[THE DATA start]
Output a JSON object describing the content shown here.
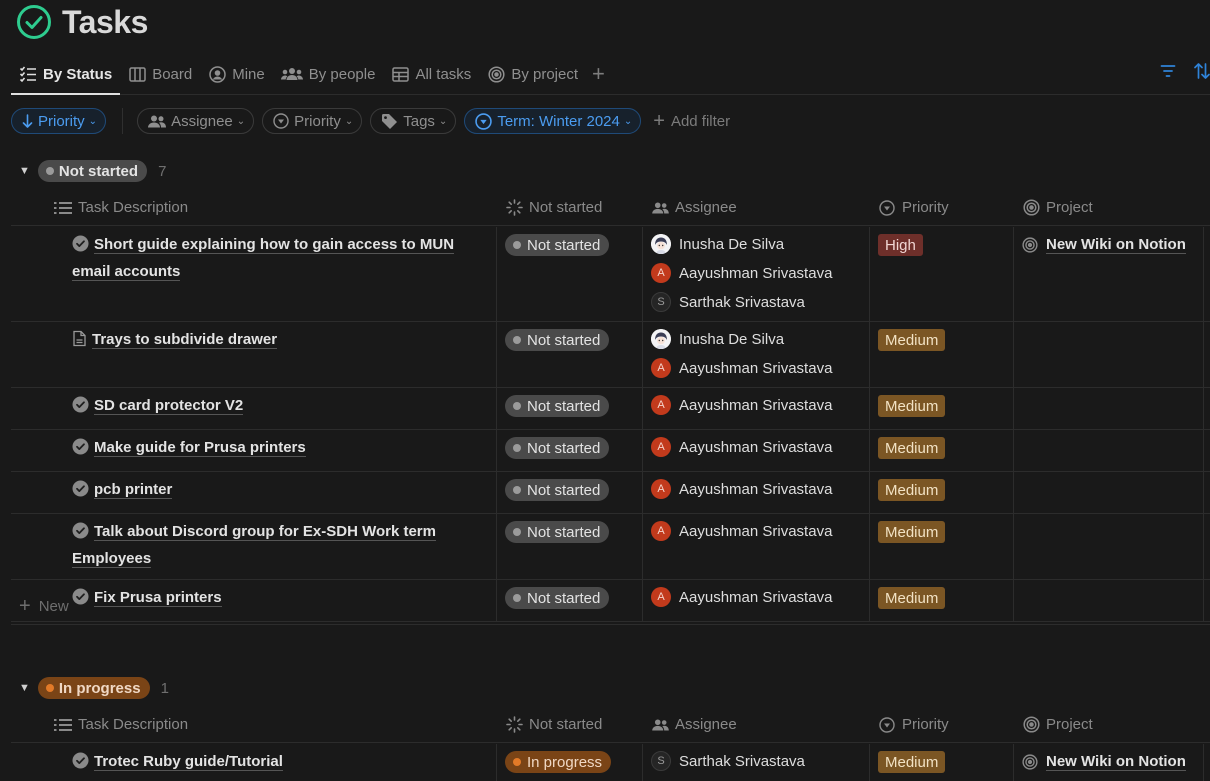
{
  "page": {
    "title": "Tasks",
    "accent": "#2ecc8f"
  },
  "tabs": [
    {
      "label": "By Status",
      "icon": "checklist-icon",
      "active": true
    },
    {
      "label": "Board",
      "icon": "board-icon"
    },
    {
      "label": "Mine",
      "icon": "user-circle-icon"
    },
    {
      "label": "By people",
      "icon": "people-icon"
    },
    {
      "label": "All tasks",
      "icon": "table-icon"
    },
    {
      "label": "By project",
      "icon": "target-icon"
    }
  ],
  "toolbar": {
    "add_view": "+",
    "filter_icon": "filter-icon",
    "sort_icon": "sort-icon"
  },
  "filters": {
    "sort": "Priority",
    "chips": [
      "Assignee",
      "Priority",
      "Tags"
    ],
    "term": "Term: Winter 2024",
    "add_filter": "Add filter"
  },
  "columns": {
    "task": "Task Description",
    "status": "Not started",
    "assignee": "Assignee",
    "priority": "Priority",
    "project": "Project"
  },
  "groups": [
    {
      "label": "Not started",
      "count": "7",
      "rows": [
        {
          "title": "Short guide explaining how to gain access to MUN email accounts",
          "icon": "task-check-icon",
          "status": "Not started",
          "assignees": [
            "Inusha De Silva",
            "Aayushman Srivastava",
            "Sarthak Srivastava"
          ],
          "priority": "High",
          "project": "New Wiki on Notion"
        },
        {
          "title": "Trays to subdivide drawer",
          "icon": "document-icon",
          "status": "Not started",
          "assignees": [
            "Inusha De Silva",
            "Aayushman Srivastava"
          ],
          "priority": "Medium",
          "project": ""
        },
        {
          "title": "SD card protector V2",
          "icon": "task-check-icon",
          "status": "Not started",
          "assignees": [
            "Aayushman Srivastava"
          ],
          "priority": "Medium",
          "project": ""
        },
        {
          "title": "Make guide for Prusa printers",
          "icon": "task-check-icon",
          "status": "Not started",
          "assignees": [
            "Aayushman Srivastava"
          ],
          "priority": "Medium",
          "project": ""
        },
        {
          "title": "pcb printer",
          "icon": "task-check-icon",
          "status": "Not started",
          "assignees": [
            "Aayushman Srivastava"
          ],
          "priority": "Medium",
          "project": ""
        },
        {
          "title": "Talk about Discord group for Ex-SDH Work term Employees",
          "icon": "task-check-icon",
          "status": "Not started",
          "assignees": [
            "Aayushman Srivastava"
          ],
          "priority": "Medium",
          "project": ""
        },
        {
          "title": "Fix Prusa printers",
          "icon": "task-check-icon",
          "status": "Not started",
          "assignees": [
            "Aayushman Srivastava"
          ],
          "priority": "Medium",
          "project": ""
        }
      ],
      "new_label": "New"
    },
    {
      "label": "In progress",
      "count": "1",
      "rows": [
        {
          "title": "Trotec Ruby guide/Tutorial",
          "icon": "task-check-icon",
          "status": "In progress",
          "assignees": [
            "Sarthak Srivastava"
          ],
          "priority": "Medium",
          "project": "New Wiki on Notion"
        }
      ]
    }
  ],
  "people_initials": {
    "Aayushman Srivastava": "A",
    "Sarthak Srivastava": "S"
  }
}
[THE DATA end]
Output every entry word for word, but omit the pictures.

Output a JSON object describing the content shown here.
{
  "page": {
    "title": "Tasks",
    "accent": "#2ecc8f"
  },
  "tabs": [
    {
      "label": "By Status",
      "icon": "checklist-icon",
      "active": true
    },
    {
      "label": "Board",
      "icon": "board-icon"
    },
    {
      "label": "Mine",
      "icon": "user-circle-icon"
    },
    {
      "label": "By people",
      "icon": "people-icon"
    },
    {
      "label": "All tasks",
      "icon": "table-icon"
    },
    {
      "label": "By project",
      "icon": "target-icon"
    }
  ],
  "toolbar": {
    "add_view": "+",
    "filter_icon": "filter-icon",
    "sort_icon": "sort-icon"
  },
  "filters": {
    "sort": "Priority",
    "chips": [
      "Assignee",
      "Priority",
      "Tags"
    ],
    "term": "Term: Winter 2024",
    "add_filter": "Add filter"
  },
  "columns": {
    "task": "Task Description",
    "status": "Not started",
    "assignee": "Assignee",
    "priority": "Priority",
    "project": "Project"
  },
  "groups": [
    {
      "label": "Not started",
      "count": "7",
      "rows": [
        {
          "title": "Short guide explaining how to gain access to MUN email accounts",
          "icon": "task-check-icon",
          "status": "Not started",
          "assignees": [
            "Inusha De Silva",
            "Aayushman Srivastava",
            "Sarthak Srivastava"
          ],
          "priority": "High",
          "project": "New Wiki on Notion"
        },
        {
          "title": "Trays to subdivide drawer",
          "icon": "document-icon",
          "status": "Not started",
          "assignees": [
            "Inusha De Silva",
            "Aayushman Srivastava"
          ],
          "priority": "Medium",
          "project": ""
        },
        {
          "title": "SD card protector V2",
          "icon": "task-check-icon",
          "status": "Not started",
          "assignees": [
            "Aayushman Srivastava"
          ],
          "priority": "Medium",
          "project": ""
        },
        {
          "title": "Make guide for Prusa printers",
          "icon": "task-check-icon",
          "status": "Not started",
          "assignees": [
            "Aayushman Srivastava"
          ],
          "priority": "Medium",
          "project": ""
        },
        {
          "title": "pcb printer",
          "icon": "task-check-icon",
          "status": "Not started",
          "assignees": [
            "Aayushman Srivastava"
          ],
          "priority": "Medium",
          "project": ""
        },
        {
          "title": "Talk about Discord group for Ex-SDH Work term Employees",
          "icon": "task-check-icon",
          "status": "Not started",
          "assignees": [
            "Aayushman Srivastava"
          ],
          "priority": "Medium",
          "project": ""
        },
        {
          "title": "Fix Prusa printers",
          "icon": "task-check-icon",
          "status": "Not started",
          "assignees": [
            "Aayushman Srivastava"
          ],
          "priority": "Medium",
          "project": ""
        }
      ],
      "new_label": "New"
    },
    {
      "label": "In progress",
      "count": "1",
      "rows": [
        {
          "title": "Trotec Ruby guide/Tutorial",
          "icon": "task-check-icon",
          "status": "In progress",
          "assignees": [
            "Sarthak Srivastava"
          ],
          "priority": "Medium",
          "project": "New Wiki on Notion"
        }
      ]
    }
  ],
  "people_initials": {
    "Aayushman Srivastava": "A",
    "Sarthak Srivastava": "S"
  }
}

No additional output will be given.